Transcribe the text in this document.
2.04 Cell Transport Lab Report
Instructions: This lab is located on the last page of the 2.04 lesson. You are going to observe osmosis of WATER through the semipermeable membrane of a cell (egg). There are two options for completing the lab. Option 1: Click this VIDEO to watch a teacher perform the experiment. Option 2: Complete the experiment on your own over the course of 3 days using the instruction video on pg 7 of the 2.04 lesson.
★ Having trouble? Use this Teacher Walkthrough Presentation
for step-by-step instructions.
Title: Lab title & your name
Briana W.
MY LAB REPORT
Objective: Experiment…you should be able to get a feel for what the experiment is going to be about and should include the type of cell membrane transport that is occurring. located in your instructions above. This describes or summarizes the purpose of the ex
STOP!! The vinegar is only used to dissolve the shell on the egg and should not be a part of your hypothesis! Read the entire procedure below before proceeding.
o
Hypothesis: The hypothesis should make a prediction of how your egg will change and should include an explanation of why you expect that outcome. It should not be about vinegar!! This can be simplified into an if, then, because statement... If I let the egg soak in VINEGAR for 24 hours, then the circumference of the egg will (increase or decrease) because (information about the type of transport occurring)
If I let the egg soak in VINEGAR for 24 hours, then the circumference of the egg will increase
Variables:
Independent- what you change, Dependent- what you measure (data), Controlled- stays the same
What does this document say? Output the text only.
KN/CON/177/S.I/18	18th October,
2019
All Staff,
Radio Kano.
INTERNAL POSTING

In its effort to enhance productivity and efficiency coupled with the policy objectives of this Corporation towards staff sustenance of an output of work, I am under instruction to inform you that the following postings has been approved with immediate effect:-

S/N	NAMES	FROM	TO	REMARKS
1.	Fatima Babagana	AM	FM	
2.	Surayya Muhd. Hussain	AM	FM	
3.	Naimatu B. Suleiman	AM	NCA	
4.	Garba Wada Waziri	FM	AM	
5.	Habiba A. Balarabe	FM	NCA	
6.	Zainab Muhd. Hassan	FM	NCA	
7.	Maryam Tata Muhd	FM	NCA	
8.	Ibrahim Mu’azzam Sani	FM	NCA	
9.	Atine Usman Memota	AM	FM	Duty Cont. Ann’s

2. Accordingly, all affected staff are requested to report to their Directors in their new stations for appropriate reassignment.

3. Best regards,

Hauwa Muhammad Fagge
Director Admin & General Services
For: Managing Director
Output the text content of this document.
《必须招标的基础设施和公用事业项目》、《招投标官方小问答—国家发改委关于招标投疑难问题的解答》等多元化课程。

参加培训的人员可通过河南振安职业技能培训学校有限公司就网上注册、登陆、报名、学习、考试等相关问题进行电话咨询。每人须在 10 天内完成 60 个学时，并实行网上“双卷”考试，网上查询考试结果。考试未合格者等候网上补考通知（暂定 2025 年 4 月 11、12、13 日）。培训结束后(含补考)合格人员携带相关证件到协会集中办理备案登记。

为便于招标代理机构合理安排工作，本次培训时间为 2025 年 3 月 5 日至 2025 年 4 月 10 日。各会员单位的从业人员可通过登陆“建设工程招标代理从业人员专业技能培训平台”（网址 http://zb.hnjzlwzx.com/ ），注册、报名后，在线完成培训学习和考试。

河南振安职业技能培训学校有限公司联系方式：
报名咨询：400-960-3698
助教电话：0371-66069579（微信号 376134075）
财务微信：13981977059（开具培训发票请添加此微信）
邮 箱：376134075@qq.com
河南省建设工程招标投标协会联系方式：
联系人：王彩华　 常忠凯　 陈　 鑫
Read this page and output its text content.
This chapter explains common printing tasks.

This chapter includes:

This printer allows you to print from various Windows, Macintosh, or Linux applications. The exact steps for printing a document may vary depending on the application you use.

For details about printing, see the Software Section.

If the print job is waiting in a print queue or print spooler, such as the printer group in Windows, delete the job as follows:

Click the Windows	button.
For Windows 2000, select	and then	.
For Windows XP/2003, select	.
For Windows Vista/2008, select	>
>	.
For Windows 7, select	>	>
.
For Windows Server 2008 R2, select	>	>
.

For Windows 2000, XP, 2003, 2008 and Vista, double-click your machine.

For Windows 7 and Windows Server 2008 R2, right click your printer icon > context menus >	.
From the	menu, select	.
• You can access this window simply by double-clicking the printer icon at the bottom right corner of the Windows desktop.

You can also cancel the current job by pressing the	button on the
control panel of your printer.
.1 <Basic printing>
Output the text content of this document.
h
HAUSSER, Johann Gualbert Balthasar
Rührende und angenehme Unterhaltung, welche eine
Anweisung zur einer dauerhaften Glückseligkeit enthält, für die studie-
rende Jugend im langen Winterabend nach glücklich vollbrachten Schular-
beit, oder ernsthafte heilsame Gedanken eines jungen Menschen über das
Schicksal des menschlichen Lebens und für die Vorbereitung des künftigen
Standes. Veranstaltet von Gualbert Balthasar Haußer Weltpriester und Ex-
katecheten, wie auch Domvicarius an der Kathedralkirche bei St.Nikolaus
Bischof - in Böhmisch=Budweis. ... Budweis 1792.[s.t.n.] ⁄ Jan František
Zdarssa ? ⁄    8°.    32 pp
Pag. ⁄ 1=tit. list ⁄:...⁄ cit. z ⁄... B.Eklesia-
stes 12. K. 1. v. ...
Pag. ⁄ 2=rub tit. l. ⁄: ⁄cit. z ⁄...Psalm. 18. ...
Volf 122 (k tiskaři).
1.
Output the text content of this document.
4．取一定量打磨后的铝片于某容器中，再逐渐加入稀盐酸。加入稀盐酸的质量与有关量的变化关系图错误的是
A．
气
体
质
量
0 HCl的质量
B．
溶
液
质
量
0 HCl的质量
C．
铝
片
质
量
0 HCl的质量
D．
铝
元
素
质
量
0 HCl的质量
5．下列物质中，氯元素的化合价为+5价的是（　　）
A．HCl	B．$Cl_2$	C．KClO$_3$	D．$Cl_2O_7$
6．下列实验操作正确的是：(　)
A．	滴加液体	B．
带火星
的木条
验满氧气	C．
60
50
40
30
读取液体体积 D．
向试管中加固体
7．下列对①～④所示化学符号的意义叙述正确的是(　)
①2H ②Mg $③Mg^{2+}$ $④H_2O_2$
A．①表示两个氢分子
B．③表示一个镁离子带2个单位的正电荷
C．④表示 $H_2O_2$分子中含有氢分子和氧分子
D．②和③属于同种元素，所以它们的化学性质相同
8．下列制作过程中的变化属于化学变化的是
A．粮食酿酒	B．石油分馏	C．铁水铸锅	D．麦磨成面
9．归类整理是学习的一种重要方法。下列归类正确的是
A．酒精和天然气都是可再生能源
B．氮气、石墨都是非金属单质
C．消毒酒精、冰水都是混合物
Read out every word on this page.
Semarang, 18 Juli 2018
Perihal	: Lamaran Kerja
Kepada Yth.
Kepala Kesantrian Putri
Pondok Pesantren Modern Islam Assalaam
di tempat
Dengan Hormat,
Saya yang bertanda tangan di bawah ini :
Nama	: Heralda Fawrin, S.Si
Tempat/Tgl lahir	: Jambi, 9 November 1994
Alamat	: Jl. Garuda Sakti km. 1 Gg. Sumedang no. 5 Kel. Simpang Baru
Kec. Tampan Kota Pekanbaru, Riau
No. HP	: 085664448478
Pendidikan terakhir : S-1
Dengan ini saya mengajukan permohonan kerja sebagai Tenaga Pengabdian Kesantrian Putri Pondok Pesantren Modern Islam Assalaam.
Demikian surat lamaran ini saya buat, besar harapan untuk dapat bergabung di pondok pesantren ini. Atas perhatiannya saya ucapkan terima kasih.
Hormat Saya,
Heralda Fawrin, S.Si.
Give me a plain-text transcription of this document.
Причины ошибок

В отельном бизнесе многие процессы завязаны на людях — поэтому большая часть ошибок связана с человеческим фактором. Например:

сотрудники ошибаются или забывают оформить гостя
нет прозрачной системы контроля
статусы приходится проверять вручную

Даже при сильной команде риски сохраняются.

◆ ◆ ◆

## WRITTEN INSTRUCTION
From the listing above, extract every line exactly as it stands.

## ANSWER BELOW
Transcribe the text in this document.
2.04 Cell Transport Lab Report
Instructions: This lab is located on the last page of the 2.04 lesson. You are going to observe osmosis of WATER through the semipermeable membrane of a cell (egg). There are two options for completing the lab. Option 1: Click this VIDEO to watch a teacher perform the experiment. Option 2: Complete the experiment on your own over the course of 3 days using the instruction video on pg 7 of the 2.04 lesson.
★ Having trouble? Use this Teacher Walkthrough Presentation
for step-by-step instructions.
Title: Lab title & your name
Briana W.
MY LAB REPORT
Objective: Experiment…you should be able to get a feel for what the experiment is going to be about and should include the type of cell membrane transport that is occurring. located in your instructions above. This describes or summarizes the purpose of the ex
STOP!! The vinegar is only used to dissolve the shell on the egg and should not be a part of your hypothesis! Read the entire procedure below before proceeding.
o
Hypothesis: The hypothesis should make a prediction of how your egg will change and should include an explanation of why you expect that outcome. It should not be about vinegar!! This can be simplified into an if, then, because statement... If I let the egg soak in VINEGAR for 24 hours, then the circumference of the egg will (increase or decrease) because (information about the type of transport occurring)
If I let the egg soak in VINEGAR for 24 hours, then the circumference of the egg will increase
Variables:
Independent- what you change, Dependent- what you measure (data), Controlled- stays the same
What does this document say? Output the text only.
KN/CON/177/S.I/18	18th October,
2019
All Staff,
Radio Kano.
INTERNAL POSTING

In its effort to enhance productivity and efficiency coupled with the policy objectives of this Corporation towards staff sustenance of an output of work, I am under instruction to inform you that the following postings has been approved with immediate effect:-

S/N	NAMES	FROM	TO	REMARKS
1.	Fatima Babagana	AM	FM	
2.	Surayya Muhd. Hussain	AM	FM	
3.	Naimatu B. Suleiman	AM	NCA	
4.	Garba Wada Waziri	FM	AM	
5.	Habiba A. Balarabe	FM	NCA	
6.	Zainab Muhd. Hassan	FM	NCA	
7.	Maryam Tata Muhd	FM	NCA	
8.	Ibrahim Mu’azzam Sani	FM	NCA	
9.	Atine Usman Memota	AM	FM	Duty Cont. Ann’s

2. Accordingly, all affected staff are requested to report to their Directors in their new stations for appropriate reassignment.

3. Best regards,

Hauwa Muhammad Fagge
Director Admin & General Services
For: Managing Director
Output the text content of this document.
《必须招标的基础设施和公用事业项目》、《招投标官方小问答—国家发改委关于招标投疑难问题的解答》等多元化课程。

参加培训的人员可通过河南振安职业技能培训学校有限公司就网上注册、登陆、报名、学习、考试等相关问题进行电话咨询。每人须在 10 天内完成 60 个学时，并实行网上“双卷”考试，网上查询考试结果。考试未合格者等候网上补考通知（暂定 2025 年 4 月 11、12、13 日）。培训结束后(含补考)合格人员携带相关证件到协会集中办理备案登记。

为便于招标代理机构合理安排工作，本次培训时间为 2025 年 3 月 5 日至 2025 年 4 月 10 日。各会员单位的从业人员可通过登陆“建设工程招标代理从业人员专业技能培训平台”（网址 http://zb.hnjzlwzx.com/ ），注册、报名后，在线完成培训学习和考试。

河南振安职业技能培训学校有限公司联系方式：
报名咨询：400-960-3698
助教电话：0371-66069579（微信号 376134075）
财务微信：13981977059（开具培训发票请添加此微信）
邮 箱：376134075@qq.com
河南省建设工程招标投标协会联系方式：
联系人：王彩华　 常忠凯　 陈　 鑫
Read this page and output its text content.
This chapter explains common printing tasks.

This chapter includes:

This printer allows you to print from various Windows, Macintosh, or Linux applications. The exact steps for printing a document may vary depending on the application you use.

For details about printing, see the Software Section.

If the print job is waiting in a print queue or print spooler, such as the printer group in Windows, delete the job as follows:

Click the Windows	button.
For Windows 2000, select	and then	.
For Windows XP/2003, select	.
For Windows Vista/2008, select	>
>	.
For Windows 7, select	>	>
.
For Windows Server 2008 R2, select	>	>
.

For Windows 2000, XP, 2003, 2008 and Vista, double-click your machine.

For Windows 7 and Windows Server 2008 R2, right click your printer icon > context menus >	.
From the	menu, select	.
• You can access this window simply by double-clicking the printer icon at the bottom right corner of the Windows desktop.

You can also cancel the current job by pressing the	button on the
control panel of your printer.
.1 <Basic printing>
Output the text content of this document.
h
HAUSSER, Johann Gualbert Balthasar
Rührende und angenehme Unterhaltung, welche eine
Anweisung zur einer dauerhaften Glückseligkeit enthält, für die studie-
rende Jugend im langen Winterabend nach glücklich vollbrachten Schular-
beit, oder ernsthafte heilsame Gedanken eines jungen Menschen über das
Schicksal des menschlichen Lebens und für die Vorbereitung des künftigen
Standes. Veranstaltet von Gualbert Balthasar Haußer Weltpriester und Ex-
katecheten, wie auch Domvicarius an der Kathedralkirche bei St.Nikolaus
Bischof - in Böhmisch=Budweis. ... Budweis 1792.[s.t.n.] ⁄ Jan František
Zdarssa ? ⁄    8°.    32 pp
Pag. ⁄ 1=tit. list ⁄:...⁄ cit. z ⁄... B.Eklesia-
stes 12. K. 1. v. ...
Pag. ⁄ 2=rub tit. l. ⁄: ⁄cit. z ⁄...Psalm. 18. ...
Volf 122 (k tiskaři).
1.
Output the text content of this document.
4．取一定量打磨后的铝片于某容器中，再逐渐加入稀盐酸。加入稀盐酸的质量与有关量的变化关系图错误的是
A．
气
体
质
量
0 HCl的质量
B．
溶
液
质
量
0 HCl的质量
C．
铝
片
质
量
0 HCl的质量
D．
铝
元
素
质
量
0 HCl的质量
5．下列物质中，氯元素的化合价为+5价的是（　　）
A．HCl	B．$Cl_2$	C．KClO$_3$	D．$Cl_2O_7$
6．下列实验操作正确的是：(　)
A．	滴加液体	B．
带火星
的木条
验满氧气	C．
60
50
40
30
读取液体体积 D．
向试管中加固体
7．下列对①～④所示化学符号的意义叙述正确的是(　)
①2H ②Mg $③Mg^{2+}$ $④H_2O_2$
A．①表示两个氢分子
B．③表示一个镁离子带2个单位的正电荷
C．④表示 $H_2O_2$分子中含有氢分子和氧分子
D．②和③属于同种元素，所以它们的化学性质相同
8．下列制作过程中的变化属于化学变化的是
A．粮食酿酒	B．石油分馏	C．铁水铸锅	D．麦磨成面
9．归类整理是学习的一种重要方法。下列归类正确的是
A．酒精和天然气都是可再生能源
B．氮气、石墨都是非金属单质
C．消毒酒精、冰水都是混合物
Read out every word on this page.
Semarang, 18 Juli 2018
Perihal	: Lamaran Kerja
Kepada Yth.
Kepala Kesantrian Putri
Pondok Pesantren Modern Islam Assalaam
di tempat
Dengan Hormat,
Saya yang bertanda tangan di bawah ini :
Nama	: Heralda Fawrin, S.Si
Tempat/Tgl lahir	: Jambi, 9 November 1994
Alamat	: Jl. Garuda Sakti km. 1 Gg. Sumedang no. 5 Kel. Simpang Baru
Kec. Tampan Kota Pekanbaru, Riau
No. HP	: 085664448478
Pendidikan terakhir : S-1
Dengan ini saya mengajukan permohonan kerja sebagai Tenaga Pengabdian Kesantrian Putri Pondok Pesantren Modern Islam Assalaam.
Demikian surat lamaran ini saya buat, besar harapan untuk dapat bergabung di pondok pesantren ini. Atas perhatiannya saya ucapkan terima kasih.
Hormat Saya,
Heralda Fawrin, S.Si.
Give me a plain-text transcription of this document.
Причины ошибок

В отельном бизнесе многие процессы завязаны на людях — поэтому большая часть ошибок связана с человеческим фактором. Например:

сотрудники ошибаются или забывают оформить гостя
нет прозрачной системы контроля
статусы приходится проверять вручную

Даже при сильной команде риски сохраняются.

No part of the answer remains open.